>>

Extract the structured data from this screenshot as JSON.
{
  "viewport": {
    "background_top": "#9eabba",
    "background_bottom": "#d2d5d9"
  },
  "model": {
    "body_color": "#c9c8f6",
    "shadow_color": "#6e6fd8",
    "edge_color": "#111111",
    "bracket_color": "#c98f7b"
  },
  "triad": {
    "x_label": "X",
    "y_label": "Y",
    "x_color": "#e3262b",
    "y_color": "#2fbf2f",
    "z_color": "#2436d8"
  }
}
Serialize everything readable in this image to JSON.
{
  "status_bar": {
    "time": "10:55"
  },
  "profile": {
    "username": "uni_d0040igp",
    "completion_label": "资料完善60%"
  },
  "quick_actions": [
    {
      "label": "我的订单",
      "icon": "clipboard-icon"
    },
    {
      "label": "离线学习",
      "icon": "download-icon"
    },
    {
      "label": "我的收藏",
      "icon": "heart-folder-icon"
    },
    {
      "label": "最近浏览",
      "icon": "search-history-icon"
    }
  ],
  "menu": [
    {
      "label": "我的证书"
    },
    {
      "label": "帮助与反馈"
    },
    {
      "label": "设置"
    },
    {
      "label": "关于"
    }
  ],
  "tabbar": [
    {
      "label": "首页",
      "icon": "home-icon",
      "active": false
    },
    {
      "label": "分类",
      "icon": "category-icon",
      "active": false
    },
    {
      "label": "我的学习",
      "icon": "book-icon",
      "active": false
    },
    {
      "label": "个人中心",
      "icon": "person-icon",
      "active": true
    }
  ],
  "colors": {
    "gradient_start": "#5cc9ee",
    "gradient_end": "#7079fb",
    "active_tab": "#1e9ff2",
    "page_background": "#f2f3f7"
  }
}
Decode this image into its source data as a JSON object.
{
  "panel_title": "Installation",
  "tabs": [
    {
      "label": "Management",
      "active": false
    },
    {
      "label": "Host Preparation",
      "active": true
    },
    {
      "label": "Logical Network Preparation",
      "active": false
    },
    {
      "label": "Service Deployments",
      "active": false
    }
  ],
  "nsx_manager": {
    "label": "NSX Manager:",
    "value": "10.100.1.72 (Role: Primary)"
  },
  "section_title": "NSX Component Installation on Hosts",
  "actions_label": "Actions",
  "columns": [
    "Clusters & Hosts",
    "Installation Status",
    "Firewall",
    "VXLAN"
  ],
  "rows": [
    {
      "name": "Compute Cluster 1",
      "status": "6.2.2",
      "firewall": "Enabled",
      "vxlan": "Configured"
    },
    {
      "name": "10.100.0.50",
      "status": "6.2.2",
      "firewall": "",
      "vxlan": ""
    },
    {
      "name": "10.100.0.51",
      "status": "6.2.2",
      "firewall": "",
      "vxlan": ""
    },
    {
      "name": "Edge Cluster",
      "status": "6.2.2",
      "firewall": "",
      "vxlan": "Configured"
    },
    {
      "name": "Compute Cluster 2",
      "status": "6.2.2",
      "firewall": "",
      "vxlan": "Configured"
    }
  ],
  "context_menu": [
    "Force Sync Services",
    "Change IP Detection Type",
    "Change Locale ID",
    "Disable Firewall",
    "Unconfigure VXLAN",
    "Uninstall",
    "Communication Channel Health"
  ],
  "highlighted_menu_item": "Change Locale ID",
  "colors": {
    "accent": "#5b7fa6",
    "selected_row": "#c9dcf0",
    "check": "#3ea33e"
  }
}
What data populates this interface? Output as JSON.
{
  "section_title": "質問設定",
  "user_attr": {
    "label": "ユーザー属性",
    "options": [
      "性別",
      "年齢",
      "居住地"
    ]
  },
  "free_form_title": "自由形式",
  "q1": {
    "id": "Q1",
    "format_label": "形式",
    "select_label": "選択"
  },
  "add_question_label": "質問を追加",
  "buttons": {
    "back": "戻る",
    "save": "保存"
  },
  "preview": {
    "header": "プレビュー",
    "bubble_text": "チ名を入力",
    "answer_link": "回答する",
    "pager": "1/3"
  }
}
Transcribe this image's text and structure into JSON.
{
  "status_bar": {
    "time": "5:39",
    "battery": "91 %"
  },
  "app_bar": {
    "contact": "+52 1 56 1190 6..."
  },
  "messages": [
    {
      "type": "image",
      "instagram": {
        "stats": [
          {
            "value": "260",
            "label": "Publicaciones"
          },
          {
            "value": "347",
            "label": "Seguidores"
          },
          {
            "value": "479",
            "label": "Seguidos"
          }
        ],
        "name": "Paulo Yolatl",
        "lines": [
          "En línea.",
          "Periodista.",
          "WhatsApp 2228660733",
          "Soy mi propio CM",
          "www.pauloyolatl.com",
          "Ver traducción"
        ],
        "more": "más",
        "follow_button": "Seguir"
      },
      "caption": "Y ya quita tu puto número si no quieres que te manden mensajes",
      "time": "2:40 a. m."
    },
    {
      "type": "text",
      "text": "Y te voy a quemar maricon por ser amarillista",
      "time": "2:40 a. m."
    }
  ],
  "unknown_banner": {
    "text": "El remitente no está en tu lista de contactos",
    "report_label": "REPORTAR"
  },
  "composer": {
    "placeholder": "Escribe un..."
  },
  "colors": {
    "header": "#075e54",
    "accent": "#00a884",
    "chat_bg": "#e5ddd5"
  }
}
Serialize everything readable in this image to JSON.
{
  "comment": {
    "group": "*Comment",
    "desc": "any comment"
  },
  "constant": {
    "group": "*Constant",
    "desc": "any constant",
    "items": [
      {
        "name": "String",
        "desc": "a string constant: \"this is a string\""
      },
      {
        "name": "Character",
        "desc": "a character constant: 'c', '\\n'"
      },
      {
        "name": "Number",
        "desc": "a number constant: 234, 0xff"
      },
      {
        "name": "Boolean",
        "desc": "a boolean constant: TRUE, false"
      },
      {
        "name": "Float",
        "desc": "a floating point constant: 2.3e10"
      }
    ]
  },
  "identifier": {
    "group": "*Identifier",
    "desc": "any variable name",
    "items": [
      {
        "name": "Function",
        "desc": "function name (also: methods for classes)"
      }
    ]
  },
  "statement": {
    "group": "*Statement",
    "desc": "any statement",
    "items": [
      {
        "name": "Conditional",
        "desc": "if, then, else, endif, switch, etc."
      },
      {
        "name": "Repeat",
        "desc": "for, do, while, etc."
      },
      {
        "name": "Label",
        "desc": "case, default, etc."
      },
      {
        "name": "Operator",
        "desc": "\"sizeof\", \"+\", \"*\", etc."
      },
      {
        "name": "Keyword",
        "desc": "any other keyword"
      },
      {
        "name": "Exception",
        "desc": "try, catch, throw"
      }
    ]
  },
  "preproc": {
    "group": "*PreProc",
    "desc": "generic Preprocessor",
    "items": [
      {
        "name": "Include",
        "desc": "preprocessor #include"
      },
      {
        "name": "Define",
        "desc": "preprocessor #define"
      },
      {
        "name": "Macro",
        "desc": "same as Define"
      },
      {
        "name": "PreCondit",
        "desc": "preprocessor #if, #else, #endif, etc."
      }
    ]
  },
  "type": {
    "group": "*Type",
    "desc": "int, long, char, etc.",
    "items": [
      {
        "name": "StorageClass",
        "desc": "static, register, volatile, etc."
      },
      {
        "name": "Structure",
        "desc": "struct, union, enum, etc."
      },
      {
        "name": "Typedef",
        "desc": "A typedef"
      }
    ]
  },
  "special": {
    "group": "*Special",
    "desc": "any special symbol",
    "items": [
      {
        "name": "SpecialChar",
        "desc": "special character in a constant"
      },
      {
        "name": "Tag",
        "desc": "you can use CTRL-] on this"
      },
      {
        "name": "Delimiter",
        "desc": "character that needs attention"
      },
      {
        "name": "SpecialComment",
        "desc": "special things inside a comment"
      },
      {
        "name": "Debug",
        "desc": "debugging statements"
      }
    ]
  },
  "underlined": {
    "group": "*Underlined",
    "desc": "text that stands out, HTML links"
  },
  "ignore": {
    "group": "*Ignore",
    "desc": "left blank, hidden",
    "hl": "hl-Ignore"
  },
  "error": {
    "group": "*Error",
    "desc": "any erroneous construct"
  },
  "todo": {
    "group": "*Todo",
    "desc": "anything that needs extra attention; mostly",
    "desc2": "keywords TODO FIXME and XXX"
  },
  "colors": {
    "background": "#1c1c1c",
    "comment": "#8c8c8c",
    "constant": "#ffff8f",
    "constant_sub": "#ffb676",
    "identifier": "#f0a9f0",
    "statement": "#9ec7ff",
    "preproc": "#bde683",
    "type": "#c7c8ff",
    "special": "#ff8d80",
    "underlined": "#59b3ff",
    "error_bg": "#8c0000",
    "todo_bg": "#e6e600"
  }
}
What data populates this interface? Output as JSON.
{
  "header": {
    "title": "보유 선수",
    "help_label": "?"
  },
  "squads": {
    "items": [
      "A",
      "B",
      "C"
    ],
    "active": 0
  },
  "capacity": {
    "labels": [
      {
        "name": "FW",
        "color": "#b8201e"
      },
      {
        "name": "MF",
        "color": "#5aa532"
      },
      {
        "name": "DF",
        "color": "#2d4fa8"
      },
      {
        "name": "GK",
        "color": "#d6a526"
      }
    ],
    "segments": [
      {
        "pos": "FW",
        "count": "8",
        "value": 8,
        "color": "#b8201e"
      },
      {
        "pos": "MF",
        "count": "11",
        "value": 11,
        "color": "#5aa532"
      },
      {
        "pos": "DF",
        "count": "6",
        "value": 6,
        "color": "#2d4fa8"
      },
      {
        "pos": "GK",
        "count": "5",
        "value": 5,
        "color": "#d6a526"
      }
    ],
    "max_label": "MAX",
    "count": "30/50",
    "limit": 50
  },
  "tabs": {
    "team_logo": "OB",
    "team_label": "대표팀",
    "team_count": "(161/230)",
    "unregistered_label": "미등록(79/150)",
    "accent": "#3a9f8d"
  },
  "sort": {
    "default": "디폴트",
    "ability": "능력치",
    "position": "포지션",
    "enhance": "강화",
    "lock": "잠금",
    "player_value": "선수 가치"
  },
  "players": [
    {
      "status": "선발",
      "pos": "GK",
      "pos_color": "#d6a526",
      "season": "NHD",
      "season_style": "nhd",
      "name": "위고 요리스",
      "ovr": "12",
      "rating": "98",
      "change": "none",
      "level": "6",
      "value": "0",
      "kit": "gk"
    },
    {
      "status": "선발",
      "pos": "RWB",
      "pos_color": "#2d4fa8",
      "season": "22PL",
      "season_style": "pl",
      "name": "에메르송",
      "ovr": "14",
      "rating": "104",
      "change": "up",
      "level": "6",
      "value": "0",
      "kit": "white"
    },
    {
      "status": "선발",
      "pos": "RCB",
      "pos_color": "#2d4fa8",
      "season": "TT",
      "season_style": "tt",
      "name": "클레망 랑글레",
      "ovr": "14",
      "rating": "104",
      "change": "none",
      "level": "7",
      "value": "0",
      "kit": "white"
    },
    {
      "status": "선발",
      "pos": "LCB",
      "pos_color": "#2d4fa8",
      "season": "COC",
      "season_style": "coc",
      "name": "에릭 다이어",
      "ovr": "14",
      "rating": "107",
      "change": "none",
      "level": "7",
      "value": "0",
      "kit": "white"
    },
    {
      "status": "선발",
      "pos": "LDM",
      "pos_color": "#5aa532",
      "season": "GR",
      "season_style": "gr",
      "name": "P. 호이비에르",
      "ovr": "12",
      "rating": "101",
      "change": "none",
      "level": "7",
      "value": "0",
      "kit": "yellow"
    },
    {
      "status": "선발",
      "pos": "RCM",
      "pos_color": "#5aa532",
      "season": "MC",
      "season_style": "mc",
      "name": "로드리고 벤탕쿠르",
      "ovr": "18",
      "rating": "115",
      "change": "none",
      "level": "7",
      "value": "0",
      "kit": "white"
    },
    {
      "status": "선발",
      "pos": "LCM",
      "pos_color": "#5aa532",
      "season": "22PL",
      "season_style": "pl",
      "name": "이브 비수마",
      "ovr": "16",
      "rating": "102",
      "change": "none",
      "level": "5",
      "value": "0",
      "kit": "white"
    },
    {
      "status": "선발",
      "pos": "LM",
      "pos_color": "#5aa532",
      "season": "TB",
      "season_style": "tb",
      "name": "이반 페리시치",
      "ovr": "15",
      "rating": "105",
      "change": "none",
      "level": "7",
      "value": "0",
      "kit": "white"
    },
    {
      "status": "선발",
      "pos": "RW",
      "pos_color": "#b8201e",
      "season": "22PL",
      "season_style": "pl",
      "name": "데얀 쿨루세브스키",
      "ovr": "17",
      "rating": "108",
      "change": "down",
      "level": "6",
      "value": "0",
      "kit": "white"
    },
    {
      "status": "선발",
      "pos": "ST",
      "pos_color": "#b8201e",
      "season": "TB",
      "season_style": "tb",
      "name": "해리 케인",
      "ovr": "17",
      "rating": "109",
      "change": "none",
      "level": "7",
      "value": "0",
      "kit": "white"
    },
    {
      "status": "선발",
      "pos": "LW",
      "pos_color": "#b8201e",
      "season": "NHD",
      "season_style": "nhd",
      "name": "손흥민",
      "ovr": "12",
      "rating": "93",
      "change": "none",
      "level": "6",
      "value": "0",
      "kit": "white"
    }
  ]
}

<<

TASK BRIEF —
Every line of the listing that holds "data" is to be counted; give only the resulting number.

OUTPUT FOR THIS EXERCISE —
4